Collected data entries:
Start
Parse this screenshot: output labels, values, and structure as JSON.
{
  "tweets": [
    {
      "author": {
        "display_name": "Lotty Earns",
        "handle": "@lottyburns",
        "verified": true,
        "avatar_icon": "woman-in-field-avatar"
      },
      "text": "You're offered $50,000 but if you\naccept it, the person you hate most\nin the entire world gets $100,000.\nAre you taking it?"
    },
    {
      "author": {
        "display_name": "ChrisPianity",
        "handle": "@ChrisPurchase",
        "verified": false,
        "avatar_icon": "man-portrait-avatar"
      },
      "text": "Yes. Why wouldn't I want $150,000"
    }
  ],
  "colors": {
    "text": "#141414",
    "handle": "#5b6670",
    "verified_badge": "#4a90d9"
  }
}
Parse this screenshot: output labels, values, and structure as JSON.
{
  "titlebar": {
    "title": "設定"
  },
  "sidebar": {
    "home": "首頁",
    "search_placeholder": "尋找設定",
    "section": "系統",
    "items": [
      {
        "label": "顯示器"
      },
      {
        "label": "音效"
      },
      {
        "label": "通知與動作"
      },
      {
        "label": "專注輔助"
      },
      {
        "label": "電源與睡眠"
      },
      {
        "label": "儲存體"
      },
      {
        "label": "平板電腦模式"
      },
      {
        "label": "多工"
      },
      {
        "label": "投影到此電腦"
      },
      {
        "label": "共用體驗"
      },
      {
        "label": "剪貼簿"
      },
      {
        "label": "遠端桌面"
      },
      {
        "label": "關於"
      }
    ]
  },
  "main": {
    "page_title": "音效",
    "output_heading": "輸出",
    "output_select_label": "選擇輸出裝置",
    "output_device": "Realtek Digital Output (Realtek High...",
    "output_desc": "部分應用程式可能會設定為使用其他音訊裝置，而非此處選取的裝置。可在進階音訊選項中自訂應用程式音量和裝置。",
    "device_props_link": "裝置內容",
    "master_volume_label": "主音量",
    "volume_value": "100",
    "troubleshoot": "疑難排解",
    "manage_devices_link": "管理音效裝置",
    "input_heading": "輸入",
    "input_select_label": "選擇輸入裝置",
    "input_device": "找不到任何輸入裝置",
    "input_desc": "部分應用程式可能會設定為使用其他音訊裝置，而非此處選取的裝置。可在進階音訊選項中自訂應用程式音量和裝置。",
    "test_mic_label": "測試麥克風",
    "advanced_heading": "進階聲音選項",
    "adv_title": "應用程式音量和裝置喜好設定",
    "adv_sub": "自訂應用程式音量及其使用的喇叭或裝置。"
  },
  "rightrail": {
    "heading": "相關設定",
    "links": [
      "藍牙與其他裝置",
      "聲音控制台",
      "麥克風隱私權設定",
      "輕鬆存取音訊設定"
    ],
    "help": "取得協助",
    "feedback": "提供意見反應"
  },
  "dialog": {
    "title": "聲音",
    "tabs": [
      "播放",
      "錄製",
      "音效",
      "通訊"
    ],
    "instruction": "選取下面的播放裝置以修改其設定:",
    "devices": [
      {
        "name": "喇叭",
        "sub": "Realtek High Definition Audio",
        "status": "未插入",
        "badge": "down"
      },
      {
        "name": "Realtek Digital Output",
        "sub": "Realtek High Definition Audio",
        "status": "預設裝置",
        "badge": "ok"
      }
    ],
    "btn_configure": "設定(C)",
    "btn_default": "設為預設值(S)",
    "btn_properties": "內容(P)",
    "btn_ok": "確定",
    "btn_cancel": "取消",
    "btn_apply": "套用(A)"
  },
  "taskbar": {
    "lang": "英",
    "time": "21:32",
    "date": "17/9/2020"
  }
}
End
Which lines hold the word "部分應用程式可能會設定為使用其他音訊裝置"? Copy every one of them.

● **RESPONSE**
    "output_desc": "部分應用程式可能會設定為使用其他音訊裝置，而非此處選取的裝置。可在進階音訊選項中自訂應用程式音量和裝置。",
    "input_desc": "部分應用程式可能會設定為使用其他音訊裝置，而非此處選取的裝置。可在進階音訊選項中自訂應用程式音量和裝置。",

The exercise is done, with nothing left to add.